§ **EXERCISE BRIEF**: Give the lines of the listing as a numbered list, from the line containing "Enumerate the UI" up to and including the line containing "169, 634, 355]", with blank lines omitted. Do not include the pictures in the answer.
##### INPUT ROWS
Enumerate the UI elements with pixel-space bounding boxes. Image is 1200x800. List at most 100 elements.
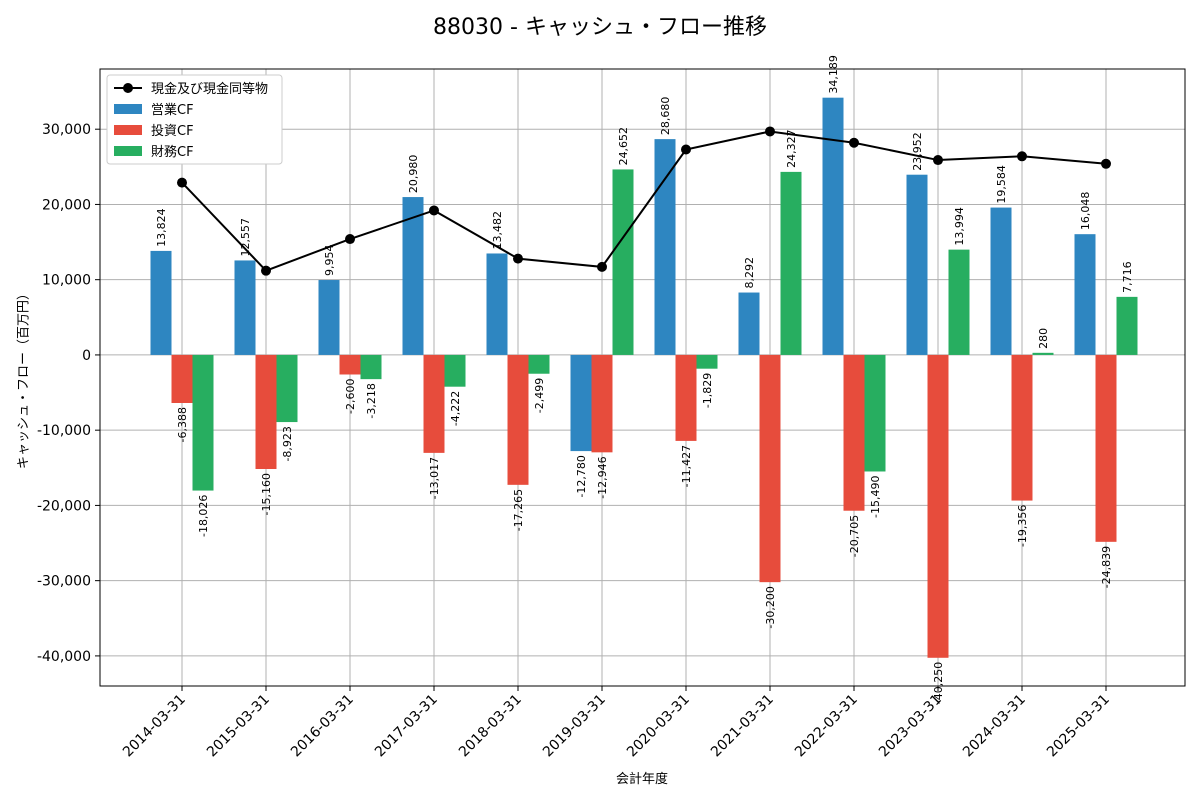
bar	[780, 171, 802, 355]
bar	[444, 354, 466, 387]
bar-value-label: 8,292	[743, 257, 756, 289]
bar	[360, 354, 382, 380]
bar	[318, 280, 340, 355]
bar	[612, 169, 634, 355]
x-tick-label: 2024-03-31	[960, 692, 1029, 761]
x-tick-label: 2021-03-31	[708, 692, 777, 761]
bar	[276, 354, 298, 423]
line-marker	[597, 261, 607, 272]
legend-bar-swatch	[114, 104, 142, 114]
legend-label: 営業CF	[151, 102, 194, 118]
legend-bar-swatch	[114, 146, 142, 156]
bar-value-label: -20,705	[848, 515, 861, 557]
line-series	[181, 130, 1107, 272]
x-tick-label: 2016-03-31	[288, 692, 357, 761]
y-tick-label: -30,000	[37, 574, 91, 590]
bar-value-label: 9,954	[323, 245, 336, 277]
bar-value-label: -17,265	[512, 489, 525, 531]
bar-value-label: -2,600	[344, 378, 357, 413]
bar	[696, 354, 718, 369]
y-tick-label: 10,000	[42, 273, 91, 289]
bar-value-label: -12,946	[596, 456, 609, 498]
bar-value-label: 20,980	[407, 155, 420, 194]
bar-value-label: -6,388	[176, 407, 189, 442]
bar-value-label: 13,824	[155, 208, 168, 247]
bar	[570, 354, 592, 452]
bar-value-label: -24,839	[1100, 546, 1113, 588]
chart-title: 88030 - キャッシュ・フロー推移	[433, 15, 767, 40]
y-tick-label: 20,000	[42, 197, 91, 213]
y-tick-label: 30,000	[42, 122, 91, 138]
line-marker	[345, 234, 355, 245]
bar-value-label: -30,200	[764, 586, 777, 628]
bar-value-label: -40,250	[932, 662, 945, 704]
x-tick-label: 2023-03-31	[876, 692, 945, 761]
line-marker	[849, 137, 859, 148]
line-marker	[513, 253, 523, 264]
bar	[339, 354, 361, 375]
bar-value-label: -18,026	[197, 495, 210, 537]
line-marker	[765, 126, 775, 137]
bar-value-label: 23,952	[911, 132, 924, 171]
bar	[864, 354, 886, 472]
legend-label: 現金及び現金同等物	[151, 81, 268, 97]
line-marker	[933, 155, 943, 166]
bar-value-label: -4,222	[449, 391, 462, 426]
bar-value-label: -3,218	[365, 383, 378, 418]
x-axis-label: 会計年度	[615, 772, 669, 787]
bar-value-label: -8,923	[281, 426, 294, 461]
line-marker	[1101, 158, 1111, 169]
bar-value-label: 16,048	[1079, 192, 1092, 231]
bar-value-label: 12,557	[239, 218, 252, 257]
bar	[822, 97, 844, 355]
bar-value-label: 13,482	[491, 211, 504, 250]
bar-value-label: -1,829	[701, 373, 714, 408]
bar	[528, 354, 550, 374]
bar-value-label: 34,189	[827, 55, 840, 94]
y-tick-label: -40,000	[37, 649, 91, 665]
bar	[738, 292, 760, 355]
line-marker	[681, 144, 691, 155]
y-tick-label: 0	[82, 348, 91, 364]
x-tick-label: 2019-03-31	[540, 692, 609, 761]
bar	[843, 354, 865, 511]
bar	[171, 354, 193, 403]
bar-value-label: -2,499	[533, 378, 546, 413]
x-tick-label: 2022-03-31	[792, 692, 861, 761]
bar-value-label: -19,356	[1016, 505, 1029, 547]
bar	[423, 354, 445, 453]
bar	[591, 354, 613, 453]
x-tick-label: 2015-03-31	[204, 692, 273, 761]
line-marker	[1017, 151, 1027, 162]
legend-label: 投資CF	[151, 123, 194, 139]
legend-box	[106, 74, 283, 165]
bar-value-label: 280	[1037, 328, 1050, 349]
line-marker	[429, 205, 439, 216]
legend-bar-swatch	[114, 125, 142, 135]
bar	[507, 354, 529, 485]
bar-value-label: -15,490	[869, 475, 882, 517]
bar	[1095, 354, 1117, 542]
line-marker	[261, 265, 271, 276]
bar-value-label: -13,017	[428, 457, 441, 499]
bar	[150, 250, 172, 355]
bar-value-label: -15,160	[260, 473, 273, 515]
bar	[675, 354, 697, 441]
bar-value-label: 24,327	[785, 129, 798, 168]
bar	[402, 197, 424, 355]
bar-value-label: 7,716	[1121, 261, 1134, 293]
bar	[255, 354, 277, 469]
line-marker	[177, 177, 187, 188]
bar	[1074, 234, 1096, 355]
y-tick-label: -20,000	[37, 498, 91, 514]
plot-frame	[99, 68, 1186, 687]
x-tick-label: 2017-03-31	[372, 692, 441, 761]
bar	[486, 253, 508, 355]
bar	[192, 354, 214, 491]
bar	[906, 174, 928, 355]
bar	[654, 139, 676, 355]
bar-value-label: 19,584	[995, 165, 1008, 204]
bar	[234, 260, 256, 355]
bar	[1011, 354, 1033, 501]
##########
##### INPUT ROWS
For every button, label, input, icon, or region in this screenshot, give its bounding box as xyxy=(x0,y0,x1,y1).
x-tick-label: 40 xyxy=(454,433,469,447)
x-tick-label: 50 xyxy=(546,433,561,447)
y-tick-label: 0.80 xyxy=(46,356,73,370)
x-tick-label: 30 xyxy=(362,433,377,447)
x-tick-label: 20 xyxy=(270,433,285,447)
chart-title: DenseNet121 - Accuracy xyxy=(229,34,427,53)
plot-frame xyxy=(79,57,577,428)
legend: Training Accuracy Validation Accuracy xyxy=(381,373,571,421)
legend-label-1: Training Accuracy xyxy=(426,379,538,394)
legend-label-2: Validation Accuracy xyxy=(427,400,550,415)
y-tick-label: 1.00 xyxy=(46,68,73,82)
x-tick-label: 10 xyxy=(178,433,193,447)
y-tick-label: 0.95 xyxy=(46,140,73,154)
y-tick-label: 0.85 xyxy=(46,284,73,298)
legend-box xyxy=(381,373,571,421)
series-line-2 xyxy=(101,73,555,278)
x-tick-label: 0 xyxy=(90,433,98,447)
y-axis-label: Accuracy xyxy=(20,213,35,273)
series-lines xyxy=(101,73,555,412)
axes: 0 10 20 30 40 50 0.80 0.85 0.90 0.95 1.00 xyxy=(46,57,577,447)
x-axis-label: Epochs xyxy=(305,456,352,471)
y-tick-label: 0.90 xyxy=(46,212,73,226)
##########
##### INPUT ROWS
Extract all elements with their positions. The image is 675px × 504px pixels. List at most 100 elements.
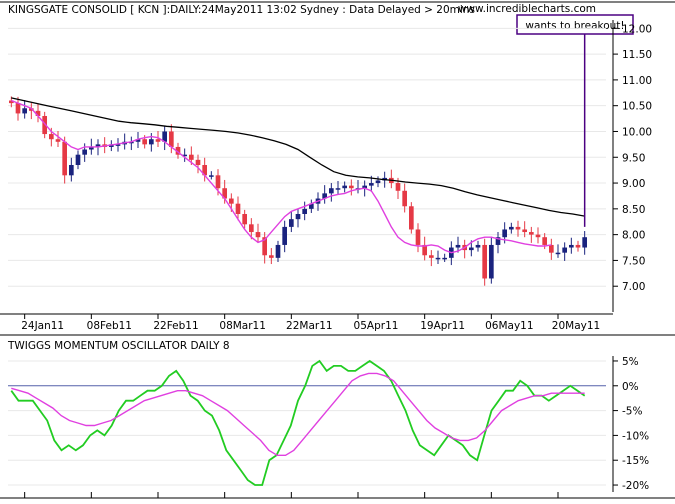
##########
§ **RESPONSE TO THIS TASK**:
1. Enumerate the UI elements with pixel-space bounding boxes. Image is 1200x800. List at most 100 elements.
2. bar	[780, 171, 802, 355]
3. bar	[444, 354, 466, 387]
4. bar-value-label: 8,292	[743, 257, 756, 289]
5. bar	[360, 354, 382, 380]
6. bar	[318, 280, 340, 355]
7. bar	[612, 169, 634, 355]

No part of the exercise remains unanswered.